_Data extracted from a collection_:
— begin —

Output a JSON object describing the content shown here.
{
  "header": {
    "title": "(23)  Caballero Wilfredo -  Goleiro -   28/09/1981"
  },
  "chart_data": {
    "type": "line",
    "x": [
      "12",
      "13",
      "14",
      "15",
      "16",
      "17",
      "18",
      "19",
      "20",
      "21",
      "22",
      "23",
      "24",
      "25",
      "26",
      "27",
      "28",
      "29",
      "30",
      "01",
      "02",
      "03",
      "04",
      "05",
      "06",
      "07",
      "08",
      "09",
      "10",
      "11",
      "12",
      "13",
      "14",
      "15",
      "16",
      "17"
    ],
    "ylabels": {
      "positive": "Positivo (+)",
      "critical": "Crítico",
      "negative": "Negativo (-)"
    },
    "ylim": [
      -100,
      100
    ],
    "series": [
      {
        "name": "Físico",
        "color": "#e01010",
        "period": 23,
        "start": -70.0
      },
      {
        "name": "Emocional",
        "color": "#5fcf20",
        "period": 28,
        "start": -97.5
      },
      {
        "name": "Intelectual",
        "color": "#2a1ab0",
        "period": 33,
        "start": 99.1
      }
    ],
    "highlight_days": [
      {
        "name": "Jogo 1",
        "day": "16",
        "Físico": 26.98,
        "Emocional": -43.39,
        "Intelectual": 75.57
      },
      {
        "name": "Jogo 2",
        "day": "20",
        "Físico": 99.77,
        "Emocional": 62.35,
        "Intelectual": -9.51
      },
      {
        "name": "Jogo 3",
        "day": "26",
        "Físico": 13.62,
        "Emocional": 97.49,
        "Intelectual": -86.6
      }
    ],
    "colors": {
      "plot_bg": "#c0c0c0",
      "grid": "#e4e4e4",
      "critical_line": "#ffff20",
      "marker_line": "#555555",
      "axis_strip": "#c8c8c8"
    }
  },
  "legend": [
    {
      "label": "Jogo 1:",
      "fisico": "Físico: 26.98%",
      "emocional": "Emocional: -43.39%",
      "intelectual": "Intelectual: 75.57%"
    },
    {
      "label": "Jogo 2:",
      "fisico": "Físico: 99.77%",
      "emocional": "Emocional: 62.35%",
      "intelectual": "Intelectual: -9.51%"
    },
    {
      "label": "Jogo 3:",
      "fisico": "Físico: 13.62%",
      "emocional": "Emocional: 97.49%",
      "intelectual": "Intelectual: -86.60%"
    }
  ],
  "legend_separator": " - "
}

— end —

Output the listing above exactly as it appears.

_Full response_:
Output a JSON object describing the content shown here.
{
  "header": {
    "title": "(23)  Caballero Wilfredo -  Goleiro -   28/09/1981"
  },
  "chart_data": {
    "type": "line",
    "x": [
      "12",
      "13",
      "14",
      "15",
      "16",
      "17",
      "18",
      "19",
      "20",
      "21",
      "22",
      "23",
      "24",
      "25",
      "26",
      "27",
      "28",
      "29",
      "30",
      "01",
      "02",
      "03",
      "04",
      "05",
      "06",
      "07",
      "08",
      "09",
      "10",
      "11",
      "12",
      "13",
      "14",
      "15",
      "16",
      "17"
    ],
    "ylabels": {
      "positive": "Positivo (+)",
      "critical": "Crítico",
      "negative": "Negativo (-)"
    },
    "ylim": [
      -100,
      100
    ],
    "series": [
      {
        "name": "Físico",
        "color": "#e01010",
        "period": 23,
        "start": -70.0
      },
      {
        "name": "Emocional",
        "color": "#5fcf20",
        "period": 28,
        "start": -97.5
      },
      {
        "name": "Intelectual",
        "color": "#2a1ab0",
        "period": 33,
        "start": 99.1
      }
    ],
    "highlight_days": [
      {
        "name": "Jogo 1",
        "day": "16",
        "Físico": 26.98,
        "Emocional": -43.39,
        "Intelectual": 75.57
      },
      {
        "name": "Jogo 2",
        "day": "20",
        "Físico": 99.77,
        "Emocional": 62.35,
        "Intelectual": -9.51
      },
      {
        "name": "Jogo 3",
        "day": "26",
        "Físico": 13.62,
        "Emocional": 97.49,
        "Intelectual": -86.6
      }
    ],
    "colors": {
      "plot_bg": "#c0c0c0",
      "grid": "#e4e4e4",
      "critical_line": "#ffff20",
      "marker_line": "#555555",
      "axis_strip": "#c8c8c8"
    }
  },
  "legend": [
    {
      "label": "Jogo 1:",
      "fisico": "Físico: 26.98%",
      "emocional": "Emocional: -43.39%",
      "intelectual": "Intelectual: 75.57%"
    },
    {
      "label": "Jogo 2:",
      "fisico": "Físico: 99.77%",
      "emocional": "Emocional: 62.35%",
      "intelectual": "Intelectual: -9.51%"
    },
    {
      "label": "Jogo 3:",
      "fisico": "Físico: 13.62%",
      "emocional": "Emocional: 97.49%",
      "intelectual": "Intelectual: -86.60%"
    }
  ],
  "legend_separator": " - "
}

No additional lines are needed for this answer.